Omit the pictures, please, and give each record below again exactly.
-- Begin Input rows --
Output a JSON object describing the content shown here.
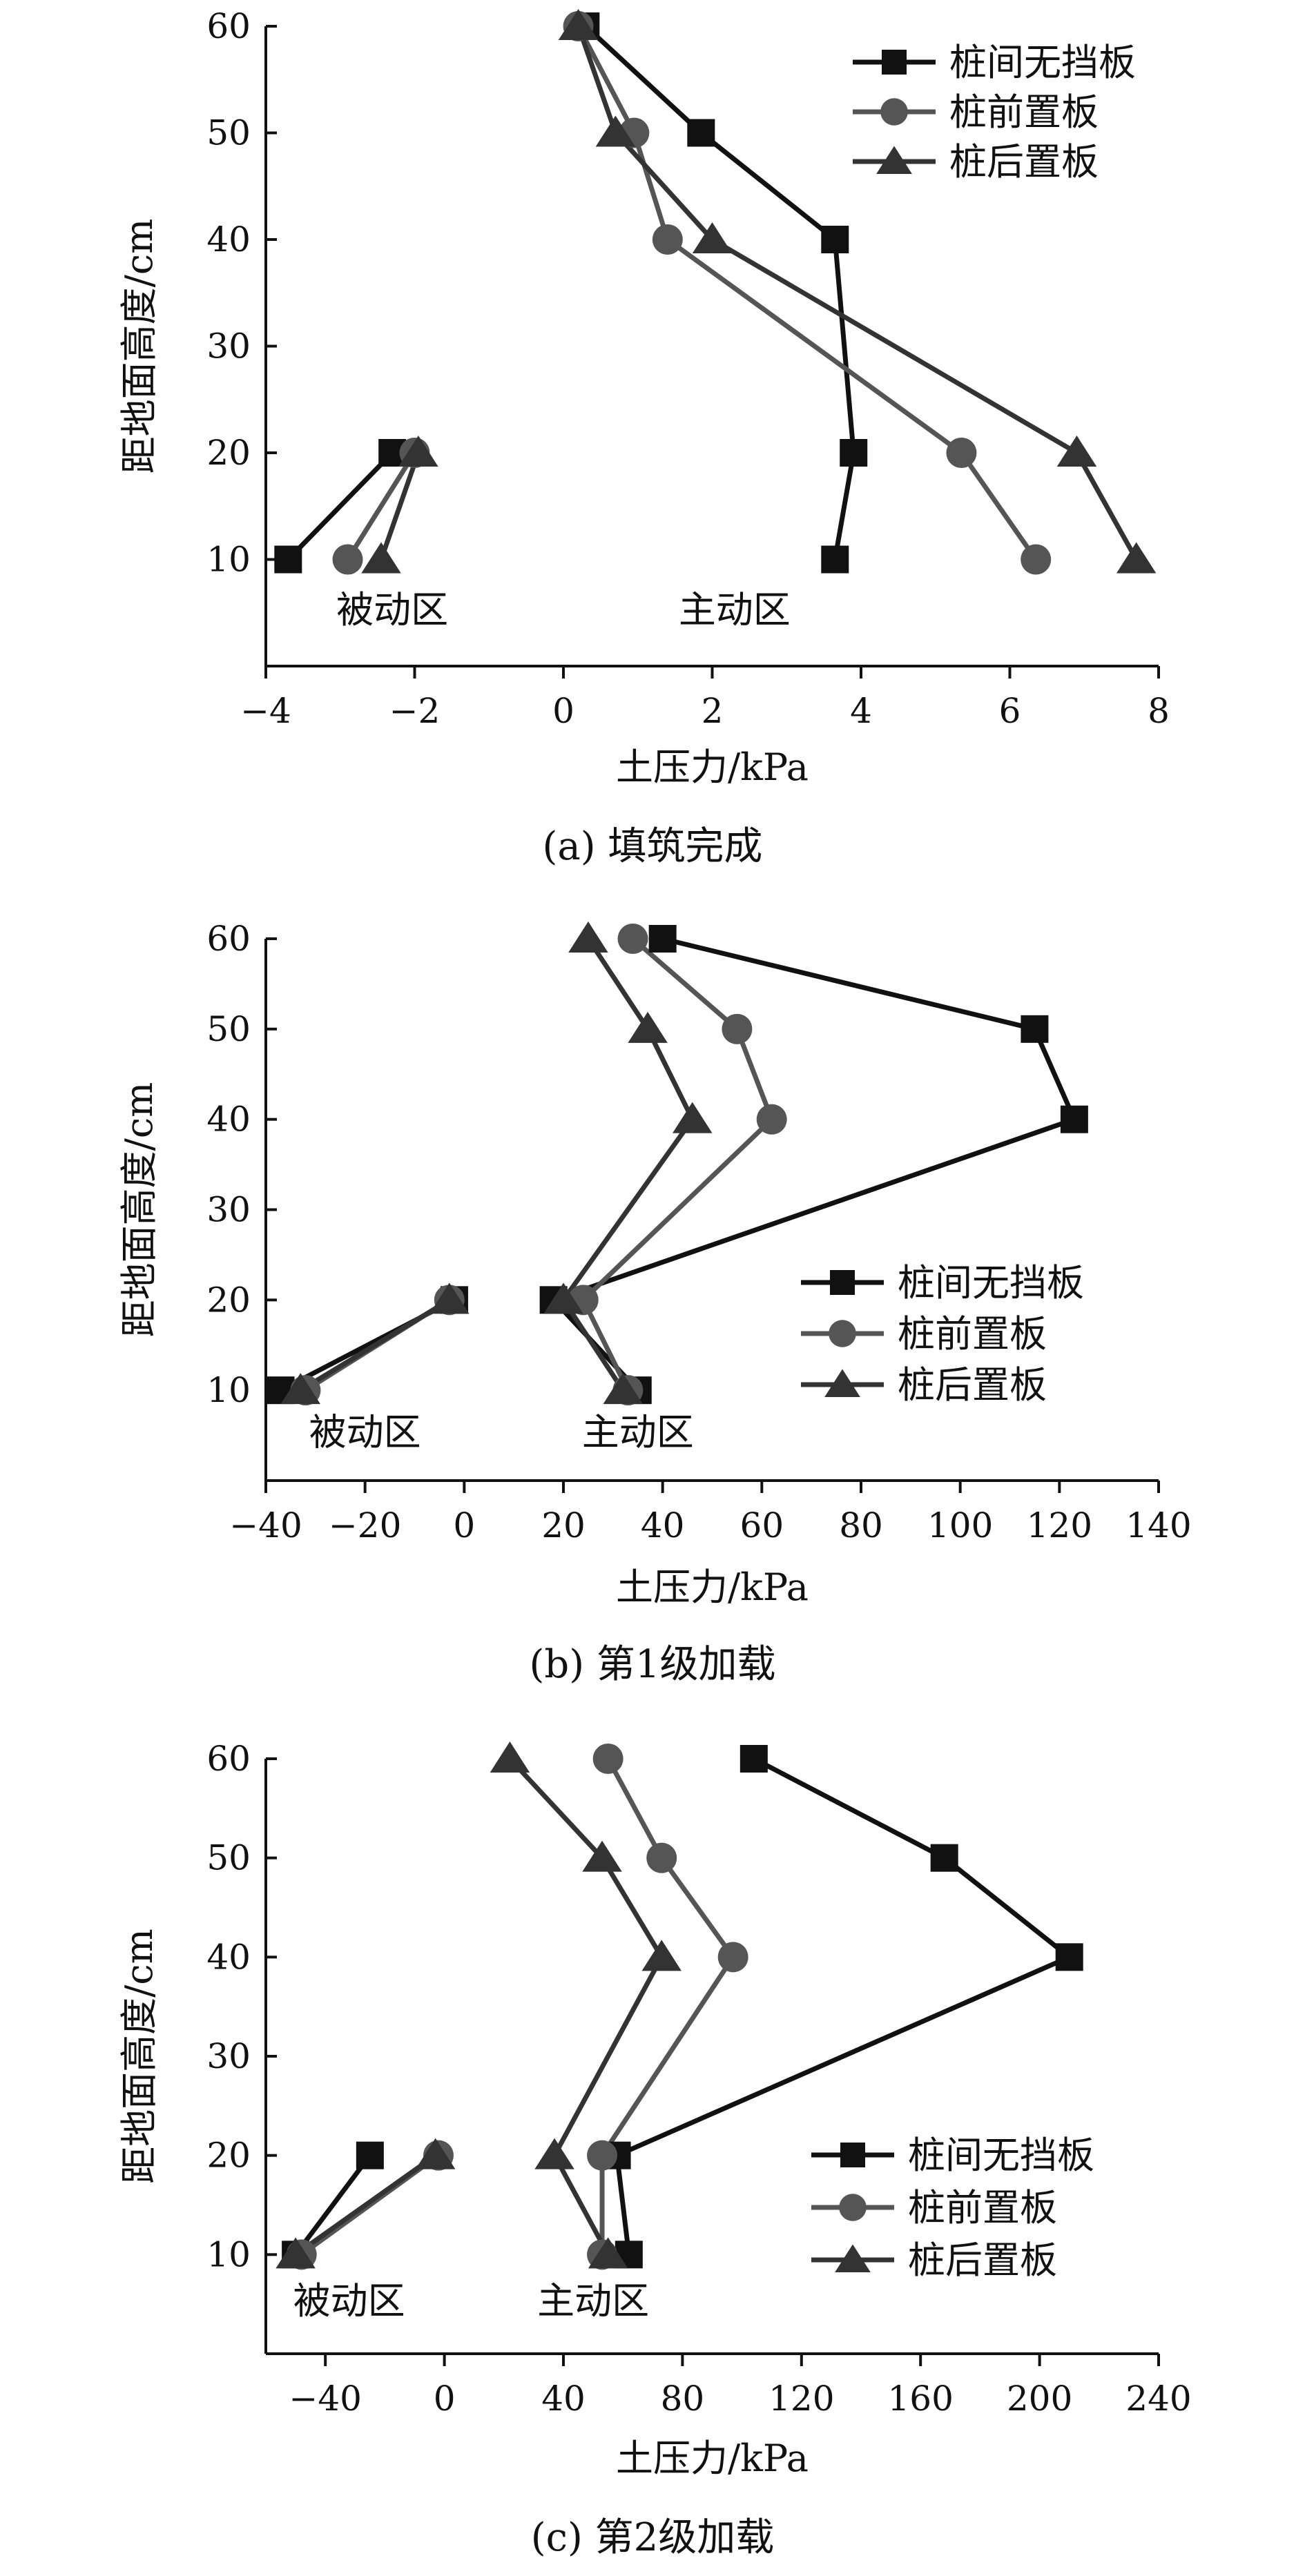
{
  "chart_data": [
    {
      "type": "line",
      "caption": "(a) 填筑完成",
      "xlabel": "土压力/kPa",
      "ylabel": "距地面高度/cm",
      "xlim": [
        -4,
        8
      ],
      "xticks": [
        -4,
        -2,
        0,
        2,
        4,
        6,
        8
      ],
      "xtick_labels": [
        "−4",
        "−2",
        "0",
        "2",
        "4",
        "6",
        "8"
      ],
      "ylim": [
        0,
        60
      ],
      "yticks": [
        10,
        20,
        30,
        40,
        50,
        60
      ],
      "ytick_labels": [
        "10",
        "20",
        "30",
        "40",
        "50",
        "60"
      ],
      "legend_position": "top-right",
      "annotations": [
        {
          "text": "被动区",
          "x": -2.3,
          "y": 5
        },
        {
          "text": "主动区",
          "x": 2.3,
          "y": 5
        }
      ],
      "series": [
        {
          "name": "桩间无挡板",
          "marker": "square",
          "color": "#111111",
          "active": [
            {
              "x": 3.65,
              "y": 10
            },
            {
              "x": 3.9,
              "y": 20
            },
            {
              "x": 3.65,
              "y": 40
            },
            {
              "x": 1.85,
              "y": 50
            },
            {
              "x": 0.3,
              "y": 60
            }
          ],
          "passive": [
            {
              "x": -3.7,
              "y": 10
            },
            {
              "x": -2.3,
              "y": 20
            }
          ]
        },
        {
          "name": "桩前置板",
          "marker": "circle",
          "color": "#555555",
          "active": [
            {
              "x": 6.35,
              "y": 10
            },
            {
              "x": 5.35,
              "y": 20
            },
            {
              "x": 1.4,
              "y": 40
            },
            {
              "x": 0.95,
              "y": 50
            },
            {
              "x": 0.2,
              "y": 60
            }
          ],
          "passive": [
            {
              "x": -2.9,
              "y": 10
            },
            {
              "x": -2.0,
              "y": 20
            }
          ]
        },
        {
          "name": "桩后置板",
          "marker": "triangle",
          "color": "#333333",
          "active": [
            {
              "x": 7.7,
              "y": 10
            },
            {
              "x": 6.9,
              "y": 20
            },
            {
              "x": 2.0,
              "y": 40
            },
            {
              "x": 0.7,
              "y": 50
            },
            {
              "x": 0.2,
              "y": 60
            }
          ],
          "passive": [
            {
              "x": -2.45,
              "y": 10
            },
            {
              "x": -1.95,
              "y": 20
            }
          ]
        }
      ]
    },
    {
      "type": "line",
      "caption": "(b) 第1级加载",
      "xlabel": "土压力/kPa",
      "ylabel": "距地面高度/cm",
      "xlim": [
        -40,
        140
      ],
      "xticks": [
        -40,
        -20,
        0,
        20,
        40,
        60,
        80,
        100,
        120,
        140
      ],
      "xtick_labels": [
        "−40",
        "−20",
        "0",
        "20",
        "40",
        "60",
        "80",
        "100",
        "120",
        "140"
      ],
      "ylim": [
        0,
        60
      ],
      "yticks": [
        10,
        20,
        30,
        40,
        50,
        60
      ],
      "ytick_labels": [
        "10",
        "20",
        "30",
        "40",
        "50",
        "60"
      ],
      "legend_position": "bottom-right",
      "annotations": [
        {
          "text": "被动区",
          "x": -20,
          "y": 5
        },
        {
          "text": "主动区",
          "x": 35,
          "y": 5
        }
      ],
      "series": [
        {
          "name": "桩间无挡板",
          "marker": "square",
          "color": "#111111",
          "active": [
            {
              "x": 35,
              "y": 10
            },
            {
              "x": 18,
              "y": 20
            },
            {
              "x": 123,
              "y": 40
            },
            {
              "x": 115,
              "y": 50
            },
            {
              "x": 40,
              "y": 60
            }
          ],
          "passive": [
            {
              "x": -37,
              "y": 10
            },
            {
              "x": -2,
              "y": 20
            }
          ]
        },
        {
          "name": "桩前置板",
          "marker": "circle",
          "color": "#555555",
          "active": [
            {
              "x": 33,
              "y": 10
            },
            {
              "x": 24,
              "y": 20
            },
            {
              "x": 62,
              "y": 40
            },
            {
              "x": 55,
              "y": 50
            },
            {
              "x": 34,
              "y": 60
            }
          ],
          "passive": [
            {
              "x": -32,
              "y": 10
            },
            {
              "x": -3,
              "y": 20
            }
          ]
        },
        {
          "name": "桩后置板",
          "marker": "triangle",
          "color": "#333333",
          "active": [
            {
              "x": 32,
              "y": 10
            },
            {
              "x": 20,
              "y": 20
            },
            {
              "x": 46,
              "y": 40
            },
            {
              "x": 37,
              "y": 50
            },
            {
              "x": 25,
              "y": 60
            }
          ],
          "passive": [
            {
              "x": -33,
              "y": 10
            },
            {
              "x": -3,
              "y": 20
            }
          ]
        }
      ]
    },
    {
      "type": "line",
      "caption": "(c) 第2级加载",
      "xlabel": "土压力/kPa",
      "ylabel": "距地面高度/cm",
      "xlim": [
        -60,
        240
      ],
      "xticks": [
        -40,
        0,
        40,
        80,
        120,
        160,
        200,
        240
      ],
      "xtick_labels": [
        "−40",
        "0",
        "40",
        "80",
        "120",
        "160",
        "200",
        "240"
      ],
      "ylim": [
        0,
        60
      ],
      "yticks": [
        10,
        20,
        30,
        40,
        50,
        60
      ],
      "ytick_labels": [
        "10",
        "20",
        "30",
        "40",
        "50",
        "60"
      ],
      "legend_position": "bottom-right",
      "annotations": [
        {
          "text": "被动区",
          "x": -32,
          "y": 5
        },
        {
          "text": "主动区",
          "x": 50,
          "y": 5
        }
      ],
      "series": [
        {
          "name": "桩间无挡板",
          "marker": "square",
          "color": "#111111",
          "active": [
            {
              "x": 62,
              "y": 10
            },
            {
              "x": 58,
              "y": 20
            },
            {
              "x": 210,
              "y": 40
            },
            {
              "x": 168,
              "y": 50
            },
            {
              "x": 104,
              "y": 60
            }
          ],
          "passive": [
            {
              "x": -50,
              "y": 10
            },
            {
              "x": -25,
              "y": 20
            }
          ]
        },
        {
          "name": "桩前置板",
          "marker": "circle",
          "color": "#555555",
          "active": [
            {
              "x": 53,
              "y": 10
            },
            {
              "x": 53,
              "y": 20
            },
            {
              "x": 97,
              "y": 40
            },
            {
              "x": 73,
              "y": 50
            },
            {
              "x": 55,
              "y": 60
            }
          ],
          "passive": [
            {
              "x": -48,
              "y": 10
            },
            {
              "x": -2,
              "y": 20
            }
          ]
        },
        {
          "name": "桩后置板",
          "marker": "triangle",
          "color": "#333333",
          "active": [
            {
              "x": 55,
              "y": 10
            },
            {
              "x": 37,
              "y": 20
            },
            {
              "x": 73,
              "y": 40
            },
            {
              "x": 53,
              "y": 50
            },
            {
              "x": 22,
              "y": 60
            }
          ],
          "passive": [
            {
              "x": -50,
              "y": 10
            },
            {
              "x": -3,
              "y": 20
            }
          ]
        }
      ]
    }
  ]
}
-- End Input rows --
## [Reply to the exercise]
Output a JSON object describing the content shown here.
{
  "chart_data": [
    {
      "type": "line",
      "caption": "(a) 填筑完成",
      "xlabel": "土压力/kPa",
      "ylabel": "距地面高度/cm",
      "xlim": [
        -4,
        8
      ],
      "xticks": [
        -4,
        -2,
        0,
        2,
        4,
        6,
        8
      ],
      "xtick_labels": [
        "−4",
        "−2",
        "0",
        "2",
        "4",
        "6",
        "8"
      ],
      "ylim": [
        0,
        60
      ],
      "yticks": [
        10,
        20,
        30,
        40,
        50,
        60
      ],
      "ytick_labels": [
        "10",
        "20",
        "30",
        "40",
        "50",
        "60"
      ],
      "legend_position": "top-right",
      "annotations": [
        {
          "text": "被动区",
          "x": -2.3,
          "y": 5
        },
        {
          "text": "主动区",
          "x": 2.3,
          "y": 5
        }
      ],
      "series": [
        {
          "name": "桩间无挡板",
          "marker": "square",
          "color": "#111111",
          "active": [
            {
              "x": 3.65,
              "y": 10
            },
            {
              "x": 3.9,
              "y": 20
            },
            {
              "x": 3.65,
              "y": 40
            },
            {
              "x": 1.85,
              "y": 50
            },
            {
              "x": 0.3,
              "y": 60
            }
          ],
          "passive": [
            {
              "x": -3.7,
              "y": 10
            },
            {
              "x": -2.3,
              "y": 20
            }
          ]
        },
        {
          "name": "桩前置板",
          "marker": "circle",
          "color": "#555555",
          "active": [
            {
              "x": 6.35,
              "y": 10
            },
            {
              "x": 5.35,
              "y": 20
            },
            {
              "x": 1.4,
              "y": 40
            },
            {
              "x": 0.95,
              "y": 50
            },
            {
              "x": 0.2,
              "y": 60
            }
          ],
          "passive": [
            {
              "x": -2.9,
              "y": 10
            },
            {
              "x": -2.0,
              "y": 20
            }
          ]
        },
        {
          "name": "桩后置板",
          "marker": "triangle",
          "color": "#333333",
          "active": [
            {
              "x": 7.7,
              "y": 10
            },
            {
              "x": 6.9,
              "y": 20
            },
            {
              "x": 2.0,
              "y": 40
            },
            {
              "x": 0.7,
              "y": 50
            },
            {
              "x": 0.2,
              "y": 60
            }
          ],
          "passive": [
            {
              "x": -2.45,
              "y": 10
            },
            {
              "x": -1.95,
              "y": 20
            }
          ]
        }
      ]
    },
    {
      "type": "line",
      "caption": "(b) 第1级加载",
      "xlabel": "土压力/kPa",
      "ylabel": "距地面高度/cm",
      "xlim": [
        -40,
        140
      ],
      "xticks": [
        -40,
        -20,
        0,
        20,
        40,
        60,
        80,
        100,
        120,
        140
      ],
      "xtick_labels": [
        "−40",
        "−20",
        "0",
        "20",
        "40",
        "60",
        "80",
        "100",
        "120",
        "140"
      ],
      "ylim": [
        0,
        60
      ],
      "yticks": [
        10,
        20,
        30,
        40,
        50,
        60
      ],
      "ytick_labels": [
        "10",
        "20",
        "30",
        "40",
        "50",
        "60"
      ],
      "legend_position": "bottom-right",
      "annotations": [
        {
          "text": "被动区",
          "x": -20,
          "y": 5
        },
        {
          "text": "主动区",
          "x": 35,
          "y": 5
        }
      ],
      "series": [
        {
          "name": "桩间无挡板",
          "marker": "square",
          "color": "#111111",
          "active": [
            {
              "x": 35,
              "y": 10
            },
            {
              "x": 18,
              "y": 20
            },
            {
              "x": 123,
              "y": 40
            },
            {
              "x": 115,
              "y": 50
            },
            {
              "x": 40,
              "y": 60
            }
          ],
          "passive": [
            {
              "x": -37,
              "y": 10
            },
            {
              "x": -2,
              "y": 20
            }
          ]
        },
        {
          "name": "桩前置板",
          "marker": "circle",
          "color": "#555555",
          "active": [
            {
              "x": 33,
              "y": 10
            },
            {
              "x": 24,
              "y": 20
            },
            {
              "x": 62,
              "y": 40
            },
            {
              "x": 55,
              "y": 50
            },
            {
              "x": 34,
              "y": 60
            }
          ],
          "passive": [
            {
              "x": -32,
              "y": 10
            },
            {
              "x": -3,
              "y": 20
            }
          ]
        },
        {
          "name": "桩后置板",
          "marker": "triangle",
          "color": "#333333",
          "active": [
            {
              "x": 32,
              "y": 10
            },
            {
              "x": 20,
              "y": 20
            },
            {
              "x": 46,
              "y": 40
            },
            {
              "x": 37,
              "y": 50
            },
            {
              "x": 25,
              "y": 60
            }
          ],
          "passive": [
            {
              "x": -33,
              "y": 10
            },
            {
              "x": -3,
              "y": 20
            }
          ]
        }
      ]
    },
    {
      "type": "line",
      "caption": "(c) 第2级加载",
      "xlabel": "土压力/kPa",
      "ylabel": "距地面高度/cm",
      "xlim": [
        -60,
        240
      ],
      "xticks": [
        -40,
        0,
        40,
        80,
        120,
        160,
        200,
        240
      ],
      "xtick_labels": [
        "−40",
        "0",
        "40",
        "80",
        "120",
        "160",
        "200",
        "240"
      ],
      "ylim": [
        0,
        60
      ],
      "yticks": [
        10,
        20,
        30,
        40,
        50,
        60
      ],
      "ytick_labels": [
        "10",
        "20",
        "30",
        "40",
        "50",
        "60"
      ],
      "legend_position": "bottom-right",
      "annotations": [
        {
          "text": "被动区",
          "x": -32,
          "y": 5
        },
        {
          "text": "主动区",
          "x": 50,
          "y": 5
        }
      ],
      "series": [
        {
          "name": "桩间无挡板",
          "marker": "square",
          "color": "#111111",
          "active": [
            {
              "x": 62,
              "y": 10
            },
            {
              "x": 58,
              "y": 20
            },
            {
              "x": 210,
              "y": 40
            },
            {
              "x": 168,
              "y": 50
            },
            {
              "x": 104,
              "y": 60
            }
          ],
          "passive": [
            {
              "x": -50,
              "y": 10
            },
            {
              "x": -25,
              "y": 20
            }
          ]
        },
        {
          "name": "桩前置板",
          "marker": "circle",
          "color": "#555555",
          "active": [
            {
              "x": 53,
              "y": 10
            },
            {
              "x": 53,
              "y": 20
            },
            {
              "x": 97,
              "y": 40
            },
            {
              "x": 73,
              "y": 50
            },
            {
              "x": 55,
              "y": 60
            }
          ],
          "passive": [
            {
              "x": -48,
              "y": 10
            },
            {
              "x": -2,
              "y": 20
            }
          ]
        },
        {
          "name": "桩后置板",
          "marker": "triangle",
          "color": "#333333",
          "active": [
            {
              "x": 55,
              "y": 10
            },
            {
              "x": 37,
              "y": 20
            },
            {
              "x": 73,
              "y": 40
            },
            {
              "x": 53,
              "y": 50
            },
            {
              "x": 22,
              "y": 60
            }
          ],
          "passive": [
            {
              "x": -50,
              "y": 10
            },
            {
              "x": -3,
              "y": 20
            }
          ]
        }
      ]
    }
  ]
}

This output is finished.